Records from a data collection ▸
☆ ☆ ☆
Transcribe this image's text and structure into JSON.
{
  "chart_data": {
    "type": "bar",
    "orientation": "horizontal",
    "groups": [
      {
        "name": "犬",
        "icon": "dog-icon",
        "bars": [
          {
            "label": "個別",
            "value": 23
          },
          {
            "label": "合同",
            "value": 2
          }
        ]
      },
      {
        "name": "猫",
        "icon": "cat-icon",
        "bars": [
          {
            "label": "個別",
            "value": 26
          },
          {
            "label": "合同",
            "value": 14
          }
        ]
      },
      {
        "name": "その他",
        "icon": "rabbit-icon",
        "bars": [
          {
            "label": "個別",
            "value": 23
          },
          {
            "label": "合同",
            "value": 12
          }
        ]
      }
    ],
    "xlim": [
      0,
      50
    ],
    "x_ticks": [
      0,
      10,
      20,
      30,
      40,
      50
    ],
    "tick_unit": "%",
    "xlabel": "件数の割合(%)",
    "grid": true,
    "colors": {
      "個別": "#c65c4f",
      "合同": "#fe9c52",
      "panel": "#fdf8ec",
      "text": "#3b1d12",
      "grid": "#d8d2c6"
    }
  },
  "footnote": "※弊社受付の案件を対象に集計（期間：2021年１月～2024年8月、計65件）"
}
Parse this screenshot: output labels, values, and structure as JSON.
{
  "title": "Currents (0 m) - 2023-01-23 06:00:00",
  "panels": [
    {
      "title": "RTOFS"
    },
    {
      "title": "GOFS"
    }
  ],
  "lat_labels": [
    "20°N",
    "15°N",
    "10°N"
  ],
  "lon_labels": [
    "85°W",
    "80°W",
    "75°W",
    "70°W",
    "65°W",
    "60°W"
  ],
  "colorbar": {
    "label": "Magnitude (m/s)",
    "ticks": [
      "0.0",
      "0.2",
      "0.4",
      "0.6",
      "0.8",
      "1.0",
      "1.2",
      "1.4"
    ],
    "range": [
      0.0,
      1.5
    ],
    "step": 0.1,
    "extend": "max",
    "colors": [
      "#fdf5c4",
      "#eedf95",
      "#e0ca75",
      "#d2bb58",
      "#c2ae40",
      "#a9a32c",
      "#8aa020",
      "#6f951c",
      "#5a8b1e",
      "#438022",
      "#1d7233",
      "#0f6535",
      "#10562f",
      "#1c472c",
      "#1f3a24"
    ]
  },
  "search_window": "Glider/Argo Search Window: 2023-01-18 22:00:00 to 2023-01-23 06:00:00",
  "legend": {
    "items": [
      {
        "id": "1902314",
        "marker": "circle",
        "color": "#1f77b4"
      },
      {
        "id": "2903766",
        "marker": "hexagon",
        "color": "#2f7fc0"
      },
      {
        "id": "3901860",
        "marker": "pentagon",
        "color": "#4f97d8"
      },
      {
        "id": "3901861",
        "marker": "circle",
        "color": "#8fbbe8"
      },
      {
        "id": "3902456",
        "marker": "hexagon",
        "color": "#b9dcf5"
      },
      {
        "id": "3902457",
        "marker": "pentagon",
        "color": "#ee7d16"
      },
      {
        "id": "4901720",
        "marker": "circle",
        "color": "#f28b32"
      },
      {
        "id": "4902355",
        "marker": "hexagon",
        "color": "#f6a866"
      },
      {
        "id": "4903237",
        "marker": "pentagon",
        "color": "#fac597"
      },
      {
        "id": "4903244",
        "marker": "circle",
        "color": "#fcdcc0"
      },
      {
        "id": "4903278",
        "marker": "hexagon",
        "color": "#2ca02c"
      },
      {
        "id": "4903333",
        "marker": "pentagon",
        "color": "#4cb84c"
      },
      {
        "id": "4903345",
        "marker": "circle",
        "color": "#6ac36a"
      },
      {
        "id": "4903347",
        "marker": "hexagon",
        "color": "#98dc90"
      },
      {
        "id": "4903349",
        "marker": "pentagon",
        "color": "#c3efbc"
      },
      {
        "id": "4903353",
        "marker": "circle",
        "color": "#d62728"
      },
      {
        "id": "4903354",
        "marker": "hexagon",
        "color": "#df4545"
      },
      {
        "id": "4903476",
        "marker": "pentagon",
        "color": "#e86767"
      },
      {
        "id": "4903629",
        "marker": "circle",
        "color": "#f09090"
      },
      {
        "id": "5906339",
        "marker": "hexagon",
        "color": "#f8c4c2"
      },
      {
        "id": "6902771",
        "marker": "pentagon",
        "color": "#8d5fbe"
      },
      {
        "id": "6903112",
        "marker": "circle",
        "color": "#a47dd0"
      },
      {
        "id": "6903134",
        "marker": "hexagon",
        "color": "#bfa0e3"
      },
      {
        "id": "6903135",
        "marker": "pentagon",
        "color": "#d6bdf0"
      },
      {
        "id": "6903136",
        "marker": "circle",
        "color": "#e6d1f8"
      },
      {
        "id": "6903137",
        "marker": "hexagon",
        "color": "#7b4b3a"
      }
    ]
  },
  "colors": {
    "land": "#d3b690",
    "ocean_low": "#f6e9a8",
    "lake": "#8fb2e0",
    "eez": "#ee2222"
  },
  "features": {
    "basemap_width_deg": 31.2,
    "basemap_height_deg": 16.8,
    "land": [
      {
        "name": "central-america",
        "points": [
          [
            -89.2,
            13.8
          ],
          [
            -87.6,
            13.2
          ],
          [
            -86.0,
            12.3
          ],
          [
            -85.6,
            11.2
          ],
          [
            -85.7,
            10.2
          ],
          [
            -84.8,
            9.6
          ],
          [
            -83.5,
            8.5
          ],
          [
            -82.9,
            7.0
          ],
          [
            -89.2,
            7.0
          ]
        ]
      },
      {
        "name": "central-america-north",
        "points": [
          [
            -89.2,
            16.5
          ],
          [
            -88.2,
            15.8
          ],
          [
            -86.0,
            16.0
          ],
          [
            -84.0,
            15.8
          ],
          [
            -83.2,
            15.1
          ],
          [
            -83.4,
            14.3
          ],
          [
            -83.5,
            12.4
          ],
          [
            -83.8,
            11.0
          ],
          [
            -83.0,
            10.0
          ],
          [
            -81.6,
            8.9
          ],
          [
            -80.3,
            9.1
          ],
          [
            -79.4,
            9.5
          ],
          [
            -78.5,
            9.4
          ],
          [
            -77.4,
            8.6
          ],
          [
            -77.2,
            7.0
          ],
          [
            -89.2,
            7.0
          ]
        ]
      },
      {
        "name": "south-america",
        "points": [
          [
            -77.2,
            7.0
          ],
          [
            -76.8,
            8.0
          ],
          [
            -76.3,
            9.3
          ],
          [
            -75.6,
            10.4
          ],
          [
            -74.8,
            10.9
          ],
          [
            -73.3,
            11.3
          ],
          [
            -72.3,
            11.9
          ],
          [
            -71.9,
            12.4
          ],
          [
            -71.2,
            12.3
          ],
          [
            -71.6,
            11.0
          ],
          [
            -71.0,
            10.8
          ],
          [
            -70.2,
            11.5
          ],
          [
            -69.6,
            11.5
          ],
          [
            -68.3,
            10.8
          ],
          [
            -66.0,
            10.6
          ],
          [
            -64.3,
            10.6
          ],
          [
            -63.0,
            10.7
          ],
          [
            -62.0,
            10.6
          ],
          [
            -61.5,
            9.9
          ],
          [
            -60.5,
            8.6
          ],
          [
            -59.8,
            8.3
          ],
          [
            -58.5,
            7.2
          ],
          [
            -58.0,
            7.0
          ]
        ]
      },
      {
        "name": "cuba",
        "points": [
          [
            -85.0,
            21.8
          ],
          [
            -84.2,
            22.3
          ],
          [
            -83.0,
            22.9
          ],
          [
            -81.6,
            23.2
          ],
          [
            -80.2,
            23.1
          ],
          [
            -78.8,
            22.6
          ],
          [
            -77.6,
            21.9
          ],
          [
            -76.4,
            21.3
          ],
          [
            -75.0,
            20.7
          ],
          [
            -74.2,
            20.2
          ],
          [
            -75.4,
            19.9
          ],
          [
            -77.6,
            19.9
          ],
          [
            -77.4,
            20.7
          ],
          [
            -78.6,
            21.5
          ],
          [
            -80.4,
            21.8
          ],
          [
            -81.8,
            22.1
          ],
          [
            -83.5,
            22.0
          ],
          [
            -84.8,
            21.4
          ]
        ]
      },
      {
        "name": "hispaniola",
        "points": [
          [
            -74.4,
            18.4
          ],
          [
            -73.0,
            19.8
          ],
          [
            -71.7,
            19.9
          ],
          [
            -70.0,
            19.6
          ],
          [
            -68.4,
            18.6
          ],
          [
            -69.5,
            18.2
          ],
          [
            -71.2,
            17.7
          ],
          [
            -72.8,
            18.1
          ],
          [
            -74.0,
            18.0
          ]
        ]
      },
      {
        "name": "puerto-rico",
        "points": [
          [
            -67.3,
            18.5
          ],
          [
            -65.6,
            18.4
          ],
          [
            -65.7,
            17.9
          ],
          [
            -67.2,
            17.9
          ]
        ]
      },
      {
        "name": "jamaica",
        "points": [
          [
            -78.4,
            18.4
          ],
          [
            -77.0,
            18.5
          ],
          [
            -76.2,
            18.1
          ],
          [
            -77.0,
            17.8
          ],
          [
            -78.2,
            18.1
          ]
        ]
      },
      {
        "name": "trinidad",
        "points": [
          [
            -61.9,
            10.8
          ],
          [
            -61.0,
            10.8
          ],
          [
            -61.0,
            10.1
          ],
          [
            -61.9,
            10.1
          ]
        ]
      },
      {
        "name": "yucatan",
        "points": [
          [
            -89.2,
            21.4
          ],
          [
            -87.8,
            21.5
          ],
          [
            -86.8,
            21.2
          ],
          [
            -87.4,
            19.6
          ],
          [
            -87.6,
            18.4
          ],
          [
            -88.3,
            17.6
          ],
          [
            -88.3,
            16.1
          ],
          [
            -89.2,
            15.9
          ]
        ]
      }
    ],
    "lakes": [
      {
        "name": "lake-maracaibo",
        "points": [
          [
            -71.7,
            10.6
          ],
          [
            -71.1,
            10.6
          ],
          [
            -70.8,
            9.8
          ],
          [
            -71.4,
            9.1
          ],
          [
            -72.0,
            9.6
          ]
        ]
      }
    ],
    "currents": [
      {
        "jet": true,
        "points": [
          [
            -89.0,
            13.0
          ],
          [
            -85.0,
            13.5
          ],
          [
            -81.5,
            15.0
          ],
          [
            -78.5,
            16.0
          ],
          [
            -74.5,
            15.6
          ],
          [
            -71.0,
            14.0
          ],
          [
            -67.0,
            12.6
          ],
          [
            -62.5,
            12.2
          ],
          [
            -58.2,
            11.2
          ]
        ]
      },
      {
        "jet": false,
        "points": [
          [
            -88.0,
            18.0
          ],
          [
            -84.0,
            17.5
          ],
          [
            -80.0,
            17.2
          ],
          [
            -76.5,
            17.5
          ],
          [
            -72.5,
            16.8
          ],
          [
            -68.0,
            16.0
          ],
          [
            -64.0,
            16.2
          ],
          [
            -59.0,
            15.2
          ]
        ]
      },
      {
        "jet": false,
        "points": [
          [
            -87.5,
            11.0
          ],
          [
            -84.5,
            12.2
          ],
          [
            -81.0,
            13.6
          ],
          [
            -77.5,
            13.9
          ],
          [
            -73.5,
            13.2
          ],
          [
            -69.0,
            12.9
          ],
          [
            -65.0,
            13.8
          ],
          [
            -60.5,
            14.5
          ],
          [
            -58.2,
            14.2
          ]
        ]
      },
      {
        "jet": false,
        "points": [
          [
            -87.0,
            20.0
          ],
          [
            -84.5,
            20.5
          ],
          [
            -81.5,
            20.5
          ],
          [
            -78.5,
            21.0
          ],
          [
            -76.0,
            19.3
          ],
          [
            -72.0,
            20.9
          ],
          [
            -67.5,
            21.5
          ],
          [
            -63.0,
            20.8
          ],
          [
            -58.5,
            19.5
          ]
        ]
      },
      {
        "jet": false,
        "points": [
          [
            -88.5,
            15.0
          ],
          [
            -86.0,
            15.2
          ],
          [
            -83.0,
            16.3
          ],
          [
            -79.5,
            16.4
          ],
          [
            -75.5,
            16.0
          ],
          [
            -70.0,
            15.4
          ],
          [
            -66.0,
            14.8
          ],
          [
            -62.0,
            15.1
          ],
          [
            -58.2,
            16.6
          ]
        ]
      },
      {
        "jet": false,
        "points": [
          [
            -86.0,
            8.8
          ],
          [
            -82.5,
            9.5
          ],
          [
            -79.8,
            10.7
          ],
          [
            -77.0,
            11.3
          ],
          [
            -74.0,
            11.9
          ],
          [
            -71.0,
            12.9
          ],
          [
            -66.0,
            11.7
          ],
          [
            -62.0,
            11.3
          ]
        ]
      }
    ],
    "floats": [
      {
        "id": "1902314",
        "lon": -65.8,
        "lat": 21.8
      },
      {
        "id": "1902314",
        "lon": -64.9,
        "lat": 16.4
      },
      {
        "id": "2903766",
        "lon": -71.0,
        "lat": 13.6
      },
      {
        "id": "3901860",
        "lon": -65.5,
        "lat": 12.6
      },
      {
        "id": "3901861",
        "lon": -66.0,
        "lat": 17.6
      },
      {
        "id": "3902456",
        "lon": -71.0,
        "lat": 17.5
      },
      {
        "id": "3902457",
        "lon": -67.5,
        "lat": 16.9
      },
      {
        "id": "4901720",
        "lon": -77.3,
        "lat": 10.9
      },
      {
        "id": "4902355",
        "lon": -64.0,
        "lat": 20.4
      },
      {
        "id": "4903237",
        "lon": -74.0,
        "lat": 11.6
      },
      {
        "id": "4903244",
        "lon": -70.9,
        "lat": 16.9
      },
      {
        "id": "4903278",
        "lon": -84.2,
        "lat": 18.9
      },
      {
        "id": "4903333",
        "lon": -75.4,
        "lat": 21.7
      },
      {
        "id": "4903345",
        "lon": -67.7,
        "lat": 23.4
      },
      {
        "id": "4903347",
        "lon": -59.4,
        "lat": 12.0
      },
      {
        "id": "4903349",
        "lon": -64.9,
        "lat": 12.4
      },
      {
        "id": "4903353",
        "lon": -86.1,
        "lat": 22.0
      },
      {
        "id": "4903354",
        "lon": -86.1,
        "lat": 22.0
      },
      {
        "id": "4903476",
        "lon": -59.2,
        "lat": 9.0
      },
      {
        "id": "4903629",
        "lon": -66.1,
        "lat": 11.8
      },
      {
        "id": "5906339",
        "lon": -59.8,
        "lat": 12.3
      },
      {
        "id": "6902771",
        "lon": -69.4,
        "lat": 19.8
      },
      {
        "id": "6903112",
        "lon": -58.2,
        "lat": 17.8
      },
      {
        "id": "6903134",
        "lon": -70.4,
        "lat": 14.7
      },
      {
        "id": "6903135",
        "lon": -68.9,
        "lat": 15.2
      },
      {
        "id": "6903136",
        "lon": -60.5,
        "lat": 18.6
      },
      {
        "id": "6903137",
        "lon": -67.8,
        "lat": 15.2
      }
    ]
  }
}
☆ ☆ ☆
The request ▸ List all lines holding the string "JSON".

Task solution ▸
Transcribe this image's text and structure into JSON.
Parse this screenshot: output labels, values, and structure as JSON.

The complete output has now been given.